*INSTRUCTION*: Copy, from the entries below, each line in which the string "icon" appears.

*RECORDS SUPPLIED*:
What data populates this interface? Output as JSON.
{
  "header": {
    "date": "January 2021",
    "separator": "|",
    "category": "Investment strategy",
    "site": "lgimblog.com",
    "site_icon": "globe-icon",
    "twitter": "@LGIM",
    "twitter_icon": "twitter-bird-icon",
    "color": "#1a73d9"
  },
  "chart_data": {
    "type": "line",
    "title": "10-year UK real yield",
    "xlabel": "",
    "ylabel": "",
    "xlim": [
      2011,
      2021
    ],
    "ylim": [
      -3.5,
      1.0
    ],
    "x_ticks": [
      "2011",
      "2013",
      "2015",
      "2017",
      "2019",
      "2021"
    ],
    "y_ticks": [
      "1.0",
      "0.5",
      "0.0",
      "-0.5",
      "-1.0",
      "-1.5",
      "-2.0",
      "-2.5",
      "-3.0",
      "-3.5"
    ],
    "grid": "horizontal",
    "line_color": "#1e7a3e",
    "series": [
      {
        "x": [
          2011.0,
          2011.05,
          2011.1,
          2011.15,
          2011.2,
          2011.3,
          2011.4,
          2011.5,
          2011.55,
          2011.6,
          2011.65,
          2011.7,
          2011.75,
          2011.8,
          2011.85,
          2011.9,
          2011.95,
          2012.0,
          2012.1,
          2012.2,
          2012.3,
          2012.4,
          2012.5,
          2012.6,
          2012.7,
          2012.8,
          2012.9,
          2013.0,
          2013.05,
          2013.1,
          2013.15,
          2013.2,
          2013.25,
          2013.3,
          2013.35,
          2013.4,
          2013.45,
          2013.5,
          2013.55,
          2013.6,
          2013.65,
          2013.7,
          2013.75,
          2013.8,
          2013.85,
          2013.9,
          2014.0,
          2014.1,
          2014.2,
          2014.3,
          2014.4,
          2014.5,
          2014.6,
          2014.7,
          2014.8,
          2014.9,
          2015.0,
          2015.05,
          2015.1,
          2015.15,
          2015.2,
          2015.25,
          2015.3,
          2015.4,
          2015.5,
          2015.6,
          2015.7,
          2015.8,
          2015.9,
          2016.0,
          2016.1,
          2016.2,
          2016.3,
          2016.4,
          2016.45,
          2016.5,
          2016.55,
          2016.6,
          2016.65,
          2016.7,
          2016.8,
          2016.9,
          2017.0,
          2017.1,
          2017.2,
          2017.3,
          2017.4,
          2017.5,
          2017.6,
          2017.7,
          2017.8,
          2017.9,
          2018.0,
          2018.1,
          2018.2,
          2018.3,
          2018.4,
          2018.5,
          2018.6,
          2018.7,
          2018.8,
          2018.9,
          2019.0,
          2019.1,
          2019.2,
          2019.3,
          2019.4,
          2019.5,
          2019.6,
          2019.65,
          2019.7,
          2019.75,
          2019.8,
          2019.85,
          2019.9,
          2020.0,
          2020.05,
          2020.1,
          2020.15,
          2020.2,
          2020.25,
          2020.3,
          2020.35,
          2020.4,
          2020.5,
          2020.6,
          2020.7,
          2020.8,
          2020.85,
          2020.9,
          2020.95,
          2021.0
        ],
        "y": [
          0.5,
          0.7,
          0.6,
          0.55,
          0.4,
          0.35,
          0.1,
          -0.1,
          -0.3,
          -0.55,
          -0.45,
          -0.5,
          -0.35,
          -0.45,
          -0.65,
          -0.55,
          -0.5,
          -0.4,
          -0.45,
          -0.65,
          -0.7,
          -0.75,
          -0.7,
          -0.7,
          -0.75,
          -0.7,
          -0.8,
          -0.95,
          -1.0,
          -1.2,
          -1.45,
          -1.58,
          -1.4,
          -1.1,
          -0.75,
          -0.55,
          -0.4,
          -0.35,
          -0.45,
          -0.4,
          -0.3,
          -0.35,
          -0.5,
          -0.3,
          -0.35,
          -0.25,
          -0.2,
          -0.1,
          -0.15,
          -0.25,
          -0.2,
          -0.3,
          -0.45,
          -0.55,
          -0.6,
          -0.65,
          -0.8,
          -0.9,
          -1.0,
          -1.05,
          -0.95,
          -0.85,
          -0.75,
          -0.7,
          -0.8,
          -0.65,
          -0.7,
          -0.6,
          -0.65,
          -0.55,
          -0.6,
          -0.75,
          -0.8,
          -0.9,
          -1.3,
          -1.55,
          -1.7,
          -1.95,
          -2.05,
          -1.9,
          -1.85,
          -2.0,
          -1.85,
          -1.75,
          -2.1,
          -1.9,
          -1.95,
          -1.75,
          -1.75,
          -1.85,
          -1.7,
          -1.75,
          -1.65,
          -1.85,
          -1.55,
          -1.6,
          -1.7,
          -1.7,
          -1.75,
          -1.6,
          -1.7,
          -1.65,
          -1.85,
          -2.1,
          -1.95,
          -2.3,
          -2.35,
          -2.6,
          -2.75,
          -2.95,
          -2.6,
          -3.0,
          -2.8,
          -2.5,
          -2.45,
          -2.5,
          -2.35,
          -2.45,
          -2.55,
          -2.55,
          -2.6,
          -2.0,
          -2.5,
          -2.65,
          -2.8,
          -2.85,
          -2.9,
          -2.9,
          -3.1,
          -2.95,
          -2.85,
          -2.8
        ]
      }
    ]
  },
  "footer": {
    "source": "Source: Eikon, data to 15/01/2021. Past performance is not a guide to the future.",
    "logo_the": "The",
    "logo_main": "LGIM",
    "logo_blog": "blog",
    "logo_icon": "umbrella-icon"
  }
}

*EXPECTED ANSWER*:
    "site_icon": "globe-icon",
    "twitter_icon": "twitter-bird-icon",
    "logo_icon": "umbrella-icon"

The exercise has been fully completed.